- EXERCISE INSTRUCTIONS -
A. Answer these questions from the article on public service caps.
(i) Which Liberal frontbencher accused Mr Chalmers of pledging to grow the public service?
(ii) To how many staff had the Coalition long aimed to reduce the public sector?
(iii) What did Mr Chalmers single out as fat to trim?
B. Write the next part of the article on public service caps, picking up after its final sentence.

- TEXT PROVIDED -

BEGIN

Australia can save "in the low billions" by removing "arbitrary" caps on the public service and reviewing payments to private contractors, Jim Chalmers says.
Spruiking last week's budget reply to the National Press Club on Tuesday, the Labor treasury spokesman said reducing the APS capacity had bled taxpayer money into consultants fees.
But Liberal frontbencher Jane Hume has accused Mr Chalmers of pledging to grow the public service because he "can't promise to build jobs anywhere else".
The Coalition last year ditched its long-standing aim to reduce the public sector to 168,000 staff, as the COVID-19 pandemic necessitated a widescale government response.
But Mr Chalmers said the "arbitrary" cap had forced government to rely heavily on private consultancy fees in areas traditionally performed by public servants.

He has pledged not to implement austerity or "spray money around unnecessarily", and singled out consultancy fees as fat to trim.
"I spent a lot of time with the accounting firms and the consulting firms. They do first-class work and nobody is saying that we end that," he said.

END

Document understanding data

BEGIN

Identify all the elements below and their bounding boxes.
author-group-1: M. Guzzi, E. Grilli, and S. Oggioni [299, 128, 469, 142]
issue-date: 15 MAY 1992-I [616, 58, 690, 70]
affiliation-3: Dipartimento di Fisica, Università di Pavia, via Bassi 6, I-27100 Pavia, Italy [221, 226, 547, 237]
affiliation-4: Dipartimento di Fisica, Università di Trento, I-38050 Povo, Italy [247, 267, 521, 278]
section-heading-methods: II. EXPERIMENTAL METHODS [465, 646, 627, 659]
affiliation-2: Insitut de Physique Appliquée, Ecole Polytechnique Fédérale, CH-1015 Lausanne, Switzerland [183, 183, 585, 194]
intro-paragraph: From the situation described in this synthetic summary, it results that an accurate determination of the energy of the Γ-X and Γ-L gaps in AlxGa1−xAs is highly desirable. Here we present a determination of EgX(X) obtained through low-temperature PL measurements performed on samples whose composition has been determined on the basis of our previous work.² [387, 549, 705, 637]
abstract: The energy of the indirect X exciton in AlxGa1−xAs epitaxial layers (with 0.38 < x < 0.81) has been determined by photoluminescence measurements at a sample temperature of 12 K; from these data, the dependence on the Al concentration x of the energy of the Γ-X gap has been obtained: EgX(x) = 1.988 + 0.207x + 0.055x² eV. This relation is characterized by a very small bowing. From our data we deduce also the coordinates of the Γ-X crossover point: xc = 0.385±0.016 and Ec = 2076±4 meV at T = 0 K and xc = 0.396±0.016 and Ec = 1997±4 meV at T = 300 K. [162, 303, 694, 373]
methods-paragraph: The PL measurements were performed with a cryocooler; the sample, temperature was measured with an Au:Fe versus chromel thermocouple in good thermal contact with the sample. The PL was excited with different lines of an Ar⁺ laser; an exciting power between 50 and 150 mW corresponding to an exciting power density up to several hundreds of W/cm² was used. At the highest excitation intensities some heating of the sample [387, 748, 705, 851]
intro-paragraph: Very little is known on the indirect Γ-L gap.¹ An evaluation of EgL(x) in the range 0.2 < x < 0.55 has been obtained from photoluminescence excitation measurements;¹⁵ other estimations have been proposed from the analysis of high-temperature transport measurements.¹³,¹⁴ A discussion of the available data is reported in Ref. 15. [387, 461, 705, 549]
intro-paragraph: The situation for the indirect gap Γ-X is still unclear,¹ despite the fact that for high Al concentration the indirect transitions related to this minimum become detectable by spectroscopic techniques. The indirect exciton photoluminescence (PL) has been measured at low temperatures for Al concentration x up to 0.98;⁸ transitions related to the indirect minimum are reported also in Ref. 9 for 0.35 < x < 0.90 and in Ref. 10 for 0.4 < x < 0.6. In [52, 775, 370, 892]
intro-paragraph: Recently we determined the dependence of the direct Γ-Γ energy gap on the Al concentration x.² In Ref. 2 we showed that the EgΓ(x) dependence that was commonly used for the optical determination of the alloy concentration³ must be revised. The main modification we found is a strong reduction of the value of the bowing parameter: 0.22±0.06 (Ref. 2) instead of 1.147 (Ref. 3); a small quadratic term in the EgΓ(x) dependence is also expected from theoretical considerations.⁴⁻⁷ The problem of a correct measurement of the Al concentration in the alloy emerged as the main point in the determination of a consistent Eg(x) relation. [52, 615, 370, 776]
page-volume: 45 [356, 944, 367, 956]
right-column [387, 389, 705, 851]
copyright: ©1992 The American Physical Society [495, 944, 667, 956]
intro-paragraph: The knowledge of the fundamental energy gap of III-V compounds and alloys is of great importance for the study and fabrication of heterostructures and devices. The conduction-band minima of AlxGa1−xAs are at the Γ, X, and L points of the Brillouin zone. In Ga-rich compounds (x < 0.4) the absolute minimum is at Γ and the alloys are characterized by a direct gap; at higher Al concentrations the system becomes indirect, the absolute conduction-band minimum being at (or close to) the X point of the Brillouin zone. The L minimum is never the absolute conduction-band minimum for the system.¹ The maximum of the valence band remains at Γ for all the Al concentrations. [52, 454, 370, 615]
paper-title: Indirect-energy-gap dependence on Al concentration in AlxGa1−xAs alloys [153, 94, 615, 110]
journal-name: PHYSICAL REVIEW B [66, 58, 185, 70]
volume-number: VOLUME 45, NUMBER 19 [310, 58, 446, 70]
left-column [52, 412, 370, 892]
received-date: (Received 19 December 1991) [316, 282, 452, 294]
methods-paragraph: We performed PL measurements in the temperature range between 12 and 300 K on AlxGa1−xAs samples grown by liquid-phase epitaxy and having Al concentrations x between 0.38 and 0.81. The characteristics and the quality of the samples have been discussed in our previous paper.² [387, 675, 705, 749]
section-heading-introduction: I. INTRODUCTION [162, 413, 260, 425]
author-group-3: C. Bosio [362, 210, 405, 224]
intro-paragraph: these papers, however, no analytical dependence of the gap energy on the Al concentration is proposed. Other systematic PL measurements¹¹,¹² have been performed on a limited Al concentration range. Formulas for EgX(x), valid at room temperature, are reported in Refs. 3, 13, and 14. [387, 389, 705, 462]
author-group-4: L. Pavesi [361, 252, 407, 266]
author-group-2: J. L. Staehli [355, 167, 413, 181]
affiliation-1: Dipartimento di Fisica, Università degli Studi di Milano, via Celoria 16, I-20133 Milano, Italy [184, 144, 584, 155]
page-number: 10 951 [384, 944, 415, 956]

END

- RESULTS OF THE EXERCISE -
A.
(i) Jane Hume
(ii) 168,000 staff
(iii) Consultancy fees

B.
"But there is an opportunity, I think, to have a good look at the spending that goes into that part of budget, to work out whether we could do more with less.
"More in terms of capacity, less in terms of spending on contractors and consultants ... I would expect that that would come up with a saving in the low billions."
Superannuation Minister Jane Hume accepted public servants were often experts in their fields, but insisted a "modern" APS often required third-party experts to help make "targeted decisions".
Mr Chalmers has pledged to grow secure work if Labor wins office, but Senator Hume claimed increasing the size of the public service did not always reap results.
"I assume that that's where he's going to get his new jobs growth from. He can't promise to build jobs anywhere else, so he's going to grow them in the public service," she said.
"Why on earth would you bring in people that aren't experts in the field?
"Shouldn't you be consulting with people that can actually help you make the right decision, as opposed to just bolstering the public service at the cost of the taxpayer?"
Public Service Minister Ben Morton defended the outlay, arguing total public service expenditure had continuously fallen under the Coalition.
Analysis by The Canberra Times also found nearly a fifth of workers employed by departments were hired either through external contracts or labour-hire firms, prompting fears of 'stealth privatisation'.
Mr Chalmers' comments came just weeks after the Greens demanded consultancy fees be capped, and APS staffing restored to pre-Coalition government levels.